[DIRECTIONS] Write out every entry exactly as given, but omit the pictures.

━━ RECORDS SUPPLIED ━━

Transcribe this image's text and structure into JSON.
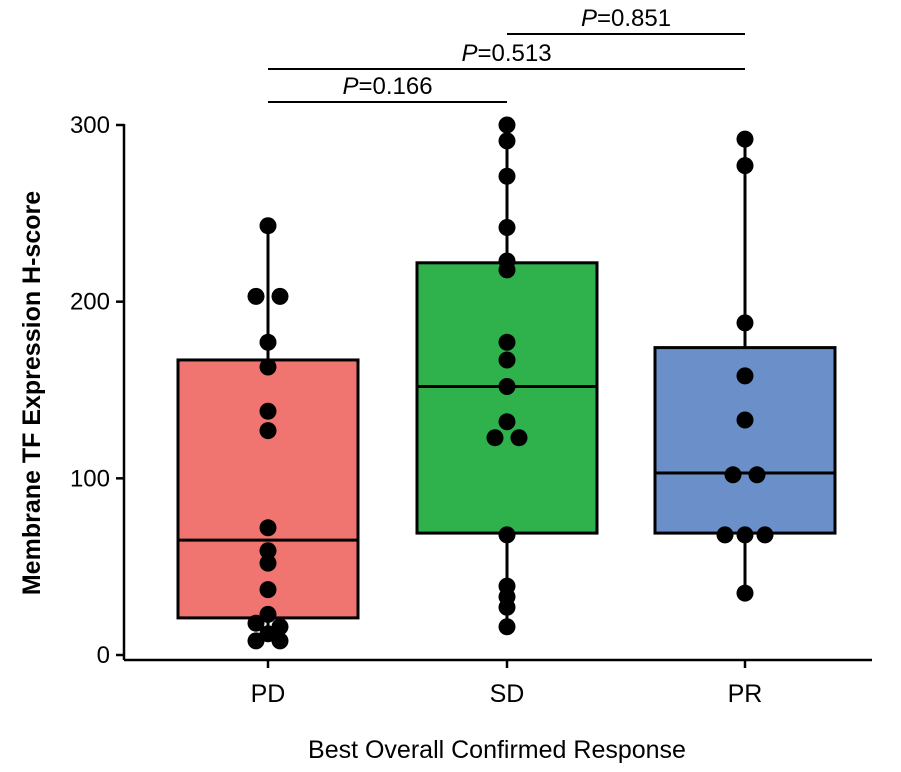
{
  "chart_data": {
    "type": "box",
    "xlabel": "Best Overall Confirmed Response",
    "ylabel": "Membrane TF Expression H-score",
    "ylim": [
      0,
      300
    ],
    "yticks": [
      0,
      100,
      200,
      300
    ],
    "categories": [
      "PD",
      "SD",
      "PR"
    ],
    "colors": {
      "PD": "#f07470",
      "SD": "#2fb14b",
      "PR": "#6b8fc9"
    },
    "boxes": [
      {
        "category": "PD",
        "q1": 21,
        "median": 65,
        "q3": 167,
        "whisker_low": 8,
        "whisker_high": 243
      },
      {
        "category": "SD",
        "q1": 69,
        "median": 152,
        "q3": 222,
        "whisker_low": 16,
        "whisker_high": 300
      },
      {
        "category": "PR",
        "q1": 69,
        "median": 103,
        "q3": 174,
        "whisker_low": 35,
        "whisker_high": 292
      }
    ],
    "points": [
      {
        "category": "PD",
        "y": 243,
        "dx": 0
      },
      {
        "category": "PD",
        "y": 203,
        "dx": -0.06
      },
      {
        "category": "PD",
        "y": 203,
        "dx": 0.06
      },
      {
        "category": "PD",
        "y": 177,
        "dx": 0
      },
      {
        "category": "PD",
        "y": 163,
        "dx": 0
      },
      {
        "category": "PD",
        "y": 138,
        "dx": 0
      },
      {
        "category": "PD",
        "y": 127,
        "dx": 0
      },
      {
        "category": "PD",
        "y": 72,
        "dx": 0
      },
      {
        "category": "PD",
        "y": 59,
        "dx": 0
      },
      {
        "category": "PD",
        "y": 52,
        "dx": 0
      },
      {
        "category": "PD",
        "y": 37,
        "dx": 0
      },
      {
        "category": "PD",
        "y": 23,
        "dx": 0
      },
      {
        "category": "PD",
        "y": 18,
        "dx": -0.06
      },
      {
        "category": "PD",
        "y": 16,
        "dx": 0.06
      },
      {
        "category": "PD",
        "y": 12,
        "dx": 0
      },
      {
        "category": "PD",
        "y": 8,
        "dx": -0.06
      },
      {
        "category": "PD",
        "y": 8,
        "dx": 0.06
      },
      {
        "category": "SD",
        "y": 300,
        "dx": 0
      },
      {
        "category": "SD",
        "y": 291,
        "dx": 0
      },
      {
        "category": "SD",
        "y": 271,
        "dx": 0
      },
      {
        "category": "SD",
        "y": 242,
        "dx": 0
      },
      {
        "category": "SD",
        "y": 223,
        "dx": 0
      },
      {
        "category": "SD",
        "y": 218,
        "dx": 0
      },
      {
        "category": "SD",
        "y": 177,
        "dx": 0
      },
      {
        "category": "SD",
        "y": 167,
        "dx": 0
      },
      {
        "category": "SD",
        "y": 152,
        "dx": 0
      },
      {
        "category": "SD",
        "y": 132,
        "dx": 0
      },
      {
        "category": "SD",
        "y": 123,
        "dx": -0.06
      },
      {
        "category": "SD",
        "y": 123,
        "dx": 0.06
      },
      {
        "category": "SD",
        "y": 68,
        "dx": 0
      },
      {
        "category": "SD",
        "y": 39,
        "dx": 0
      },
      {
        "category": "SD",
        "y": 33,
        "dx": 0
      },
      {
        "category": "SD",
        "y": 27,
        "dx": 0
      },
      {
        "category": "SD",
        "y": 16,
        "dx": 0
      },
      {
        "category": "PR",
        "y": 292,
        "dx": 0
      },
      {
        "category": "PR",
        "y": 277,
        "dx": 0
      },
      {
        "category": "PR",
        "y": 188,
        "dx": 0
      },
      {
        "category": "PR",
        "y": 158,
        "dx": 0
      },
      {
        "category": "PR",
        "y": 133,
        "dx": 0
      },
      {
        "category": "PR",
        "y": 102,
        "dx": -0.06
      },
      {
        "category": "PR",
        "y": 102,
        "dx": 0.06
      },
      {
        "category": "PR",
        "y": 68,
        "dx": -0.1
      },
      {
        "category": "PR",
        "y": 68,
        "dx": 0
      },
      {
        "category": "PR",
        "y": 68,
        "dx": 0.1
      },
      {
        "category": "PR",
        "y": 35,
        "dx": 0
      }
    ],
    "comparisons": [
      {
        "from": "PD",
        "to": "SD",
        "p_label": "P",
        "p_value": "=0.166"
      },
      {
        "from": "PD",
        "to": "PR",
        "p_label": "P",
        "p_value": "=0.513"
      },
      {
        "from": "SD",
        "to": "PR",
        "p_label": "P",
        "p_value": "=0.851"
      }
    ]
  }
}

━━━

[THE COMPLETED TASK]
Transcribe this image's text and structure into JSON.
{
  "chart_data": {
    "type": "box",
    "xlabel": "Best Overall Confirmed Response",
    "ylabel": "Membrane TF Expression H-score",
    "ylim": [
      0,
      300
    ],
    "yticks": [
      0,
      100,
      200,
      300
    ],
    "categories": [
      "PD",
      "SD",
      "PR"
    ],
    "colors": {
      "PD": "#f07470",
      "SD": "#2fb14b",
      "PR": "#6b8fc9"
    },
    "boxes": [
      {
        "category": "PD",
        "q1": 21,
        "median": 65,
        "q3": 167,
        "whisker_low": 8,
        "whisker_high": 243
      },
      {
        "category": "SD",
        "q1": 69,
        "median": 152,
        "q3": 222,
        "whisker_low": 16,
        "whisker_high": 300
      },
      {
        "category": "PR",
        "q1": 69,
        "median": 103,
        "q3": 174,
        "whisker_low": 35,
        "whisker_high": 292
      }
    ],
    "points": [
      {
        "category": "PD",
        "y": 243,
        "dx": 0
      },
      {
        "category": "PD",
        "y": 203,
        "dx": -0.06
      },
      {
        "category": "PD",
        "y": 203,
        "dx": 0.06
      },
      {
        "category": "PD",
        "y": 177,
        "dx": 0
      },
      {
        "category": "PD",
        "y": 163,
        "dx": 0
      },
      {
        "category": "PD",
        "y": 138,
        "dx": 0
      },
      {
        "category": "PD",
        "y": 127,
        "dx": 0
      },
      {
        "category": "PD",
        "y": 72,
        "dx": 0
      },
      {
        "category": "PD",
        "y": 59,
        "dx": 0
      },
      {
        "category": "PD",
        "y": 52,
        "dx": 0
      },
      {
        "category": "PD",
        "y": 37,
        "dx": 0
      },
      {
        "category": "PD",
        "y": 23,
        "dx": 0
      },
      {
        "category": "PD",
        "y": 18,
        "dx": -0.06
      },
      {
        "category": "PD",
        "y": 16,
        "dx": 0.06
      },
      {
        "category": "PD",
        "y": 12,
        "dx": 0
      },
      {
        "category": "PD",
        "y": 8,
        "dx": -0.06
      },
      {
        "category": "PD",
        "y": 8,
        "dx": 0.06
      },
      {
        "category": "SD",
        "y": 300,
        "dx": 0
      },
      {
        "category": "SD",
        "y": 291,
        "dx": 0
      },
      {
        "category": "SD",
        "y": 271,
        "dx": 0
      },
      {
        "category": "SD",
        "y": 242,
        "dx": 0
      },
      {
        "category": "SD",
        "y": 223,
        "dx": 0
      },
      {
        "category": "SD",
        "y": 218,
        "dx": 0
      },
      {
        "category": "SD",
        "y": 177,
        "dx": 0
      },
      {
        "category": "SD",
        "y": 167,
        "dx": 0
      },
      {
        "category": "SD",
        "y": 152,
        "dx": 0
      },
      {
        "category": "SD",
        "y": 132,
        "dx": 0
      },
      {
        "category": "SD",
        "y": 123,
        "dx": -0.06
      },
      {
        "category": "SD",
        "y": 123,
        "dx": 0.06
      },
      {
        "category": "SD",
        "y": 68,
        "dx": 0
      },
      {
        "category": "SD",
        "y": 39,
        "dx": 0
      },
      {
        "category": "SD",
        "y": 33,
        "dx": 0
      },
      {
        "category": "SD",
        "y": 27,
        "dx": 0
      },
      {
        "category": "SD",
        "y": 16,
        "dx": 0
      },
      {
        "category": "PR",
        "y": 292,
        "dx": 0
      },
      {
        "category": "PR",
        "y": 277,
        "dx": 0
      },
      {
        "category": "PR",
        "y": 188,
        "dx": 0
      },
      {
        "category": "PR",
        "y": 158,
        "dx": 0
      },
      {
        "category": "PR",
        "y": 133,
        "dx": 0
      },
      {
        "category": "PR",
        "y": 102,
        "dx": -0.06
      },
      {
        "category": "PR",
        "y": 102,
        "dx": 0.06
      },
      {
        "category": "PR",
        "y": 68,
        "dx": -0.1
      },
      {
        "category": "PR",
        "y": 68,
        "dx": 0
      },
      {
        "category": "PR",
        "y": 68,
        "dx": 0.1
      },
      {
        "category": "PR",
        "y": 35,
        "dx": 0
      }
    ],
    "comparisons": [
      {
        "from": "PD",
        "to": "SD",
        "p_label": "P",
        "p_value": "=0.166"
      },
      {
        "from": "PD",
        "to": "PR",
        "p_label": "P",
        "p_value": "=0.513"
      },
      {
        "from": "SD",
        "to": "PR",
        "p_label": "P",
        "p_value": "=0.851"
      }
    ]
  }
}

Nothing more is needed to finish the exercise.